— Begin Material —

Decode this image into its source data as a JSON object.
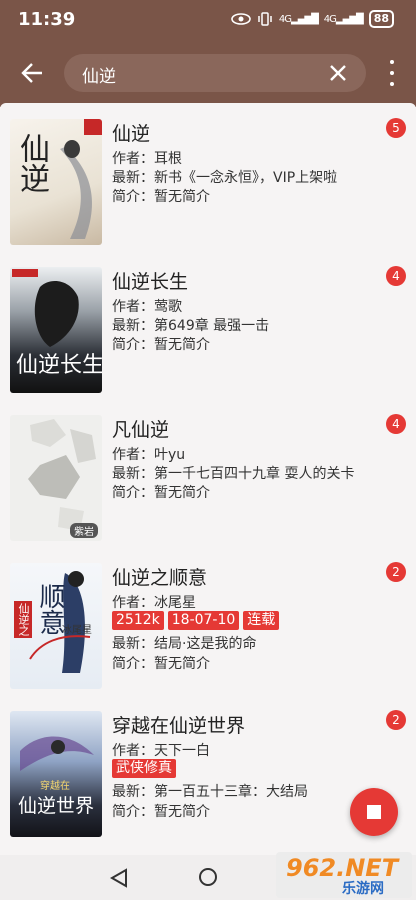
{
  "status": {
    "time": "11:39",
    "signal1": "4G",
    "signal2": "4G",
    "battery": "88"
  },
  "search": {
    "query": "仙逆"
  },
  "colors": {
    "appbar": "#7a5548",
    "accent": "#e53935"
  },
  "results": [
    {
      "title": "仙逆",
      "author": "作者：耳根",
      "latest": "最新：新书《一念永恒》，VIP上架啦",
      "intro": "简介：暂无简介",
      "badge": "5",
      "tags": []
    },
    {
      "title": "仙逆长生",
      "author": "作者：莺歌",
      "latest": "最新：第649章 最强一击",
      "intro": "简介：暂无简介",
      "badge": "4",
      "tags": []
    },
    {
      "title": "凡仙逆",
      "author": "作者：叶yu",
      "latest": "最新：第一千七百四十九章 耍人的关卡",
      "intro": "简介：暂无简介",
      "badge": "4",
      "tags": []
    },
    {
      "title": "仙逆之顺意",
      "author": "作者：冰尾星",
      "latest": "最新：结局·这是我的命",
      "intro": "简介：暂无简介",
      "badge": "2",
      "tags": [
        "2512k",
        "18-07-10",
        "连载"
      ]
    },
    {
      "title": "穿越在仙逆世界",
      "author": "作者：天下一白",
      "latest": "最新：第一百五十三章：大结局",
      "intro": "简介：暂无简介",
      "badge": "2",
      "tags": [
        "武侠修真"
      ]
    }
  ],
  "covers": {
    "c1": "仙逆",
    "c2": "仙逆长生",
    "c3": "紫岩",
    "c4a": "仙逆之",
    "c4b": "顺意",
    "c4c": "冰尾星",
    "c5a": "穿越在",
    "c5b": "仙逆世界"
  },
  "watermark": {
    "num": "962.NET",
    "sub": "乐游网"
  }
}
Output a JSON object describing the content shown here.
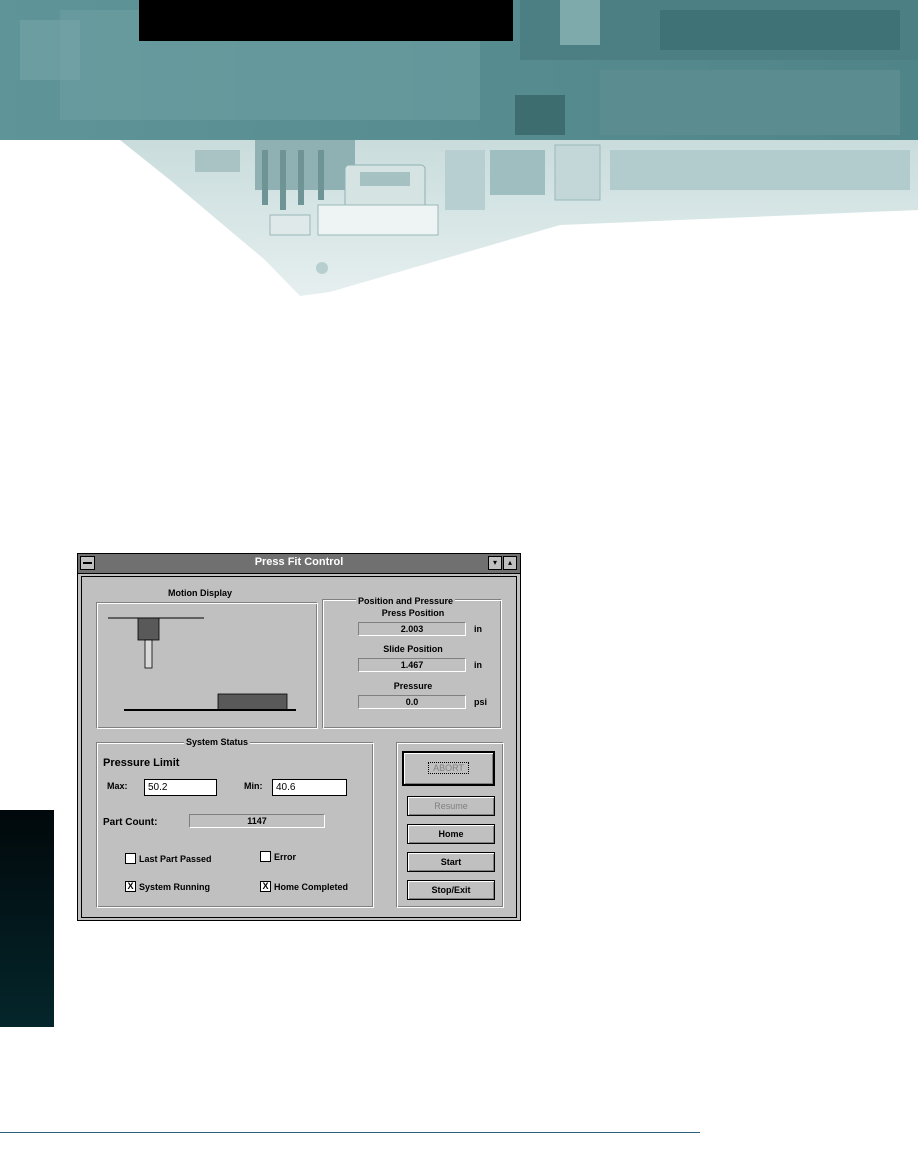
{
  "window": {
    "title": "Press Fit Control",
    "min_glyph": "▾",
    "max_glyph": "▴"
  },
  "motion_display": {
    "title": "Motion Display"
  },
  "position_pressure": {
    "title": "Position and Pressure",
    "press_position": {
      "label": "Press Position",
      "value": "2.003",
      "unit": "in"
    },
    "slide_position": {
      "label": "Slide Position",
      "value": "1.467",
      "unit": "in"
    },
    "pressure": {
      "label": "Pressure",
      "value": "0.0",
      "unit": "psi"
    }
  },
  "system_status": {
    "title": "System Status",
    "pressure_limit_label": "Pressure Limit",
    "max_label": "Max:",
    "max_value": "50.2",
    "min_label": "Min:",
    "min_value": "40.6",
    "part_count_label": "Part Count:",
    "part_count_value": "1147",
    "checks": {
      "last_part_passed": {
        "label": "Last Part Passed",
        "checked": false,
        "mark": ""
      },
      "error": {
        "label": "Error",
        "checked": false,
        "mark": ""
      },
      "system_running": {
        "label": "System Running",
        "checked": true,
        "mark": "X"
      },
      "home_completed": {
        "label": "Home Completed",
        "checked": true,
        "mark": "X"
      }
    }
  },
  "buttons": {
    "abort": "ABORT",
    "resume": "Resume",
    "home": "Home",
    "start": "Start",
    "stop_exit": "Stop/Exit"
  },
  "colors": {
    "window_face": "#c0c0c0",
    "title_bar": "#707070",
    "banner_teal": "#5a8e92"
  }
}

— End Material —

Using the records above, gather all lines where the string "author" is present.

Completed task =>
      "author": "作者：耳根",
      "author": "作者：莺歌",
      "author": "作者：叶yu",
      "author": "作者：冰尾星",
      "author": "作者：天下一白",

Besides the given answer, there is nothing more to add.